Directions:
Count how many lines hold the word "name" and give that number as the whole answer.

--- Start of Raw records ---

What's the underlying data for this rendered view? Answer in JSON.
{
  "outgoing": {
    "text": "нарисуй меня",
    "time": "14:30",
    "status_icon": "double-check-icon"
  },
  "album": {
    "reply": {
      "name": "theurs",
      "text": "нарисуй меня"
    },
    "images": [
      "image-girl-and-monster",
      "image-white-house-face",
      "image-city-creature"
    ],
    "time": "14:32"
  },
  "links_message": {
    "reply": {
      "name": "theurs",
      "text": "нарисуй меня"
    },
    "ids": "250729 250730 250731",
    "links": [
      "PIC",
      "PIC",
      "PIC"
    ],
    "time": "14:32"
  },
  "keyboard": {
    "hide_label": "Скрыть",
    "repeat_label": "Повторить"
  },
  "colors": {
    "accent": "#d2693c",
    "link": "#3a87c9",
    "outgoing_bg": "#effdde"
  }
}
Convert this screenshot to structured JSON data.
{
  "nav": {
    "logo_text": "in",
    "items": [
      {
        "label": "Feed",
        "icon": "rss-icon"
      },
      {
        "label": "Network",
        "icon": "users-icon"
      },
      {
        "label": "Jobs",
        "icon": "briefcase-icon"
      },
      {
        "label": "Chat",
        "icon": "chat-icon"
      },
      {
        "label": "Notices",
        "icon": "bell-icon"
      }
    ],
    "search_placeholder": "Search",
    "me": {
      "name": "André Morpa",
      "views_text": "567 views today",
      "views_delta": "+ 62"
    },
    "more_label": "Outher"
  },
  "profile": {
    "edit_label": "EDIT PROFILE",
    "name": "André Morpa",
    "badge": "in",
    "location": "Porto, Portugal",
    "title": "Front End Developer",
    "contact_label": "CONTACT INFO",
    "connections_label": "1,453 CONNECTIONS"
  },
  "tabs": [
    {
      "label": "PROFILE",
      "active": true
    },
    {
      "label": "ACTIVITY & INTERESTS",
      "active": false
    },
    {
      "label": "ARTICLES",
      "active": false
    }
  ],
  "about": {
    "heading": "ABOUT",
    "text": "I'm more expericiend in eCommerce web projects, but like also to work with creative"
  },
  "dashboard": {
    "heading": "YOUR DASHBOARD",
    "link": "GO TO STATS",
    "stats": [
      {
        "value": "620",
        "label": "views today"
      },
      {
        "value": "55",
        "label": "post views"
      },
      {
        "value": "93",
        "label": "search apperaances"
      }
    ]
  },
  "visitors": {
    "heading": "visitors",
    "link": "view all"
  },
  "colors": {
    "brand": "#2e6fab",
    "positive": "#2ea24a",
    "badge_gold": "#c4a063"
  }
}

--- End of Raw records ---

Output:
4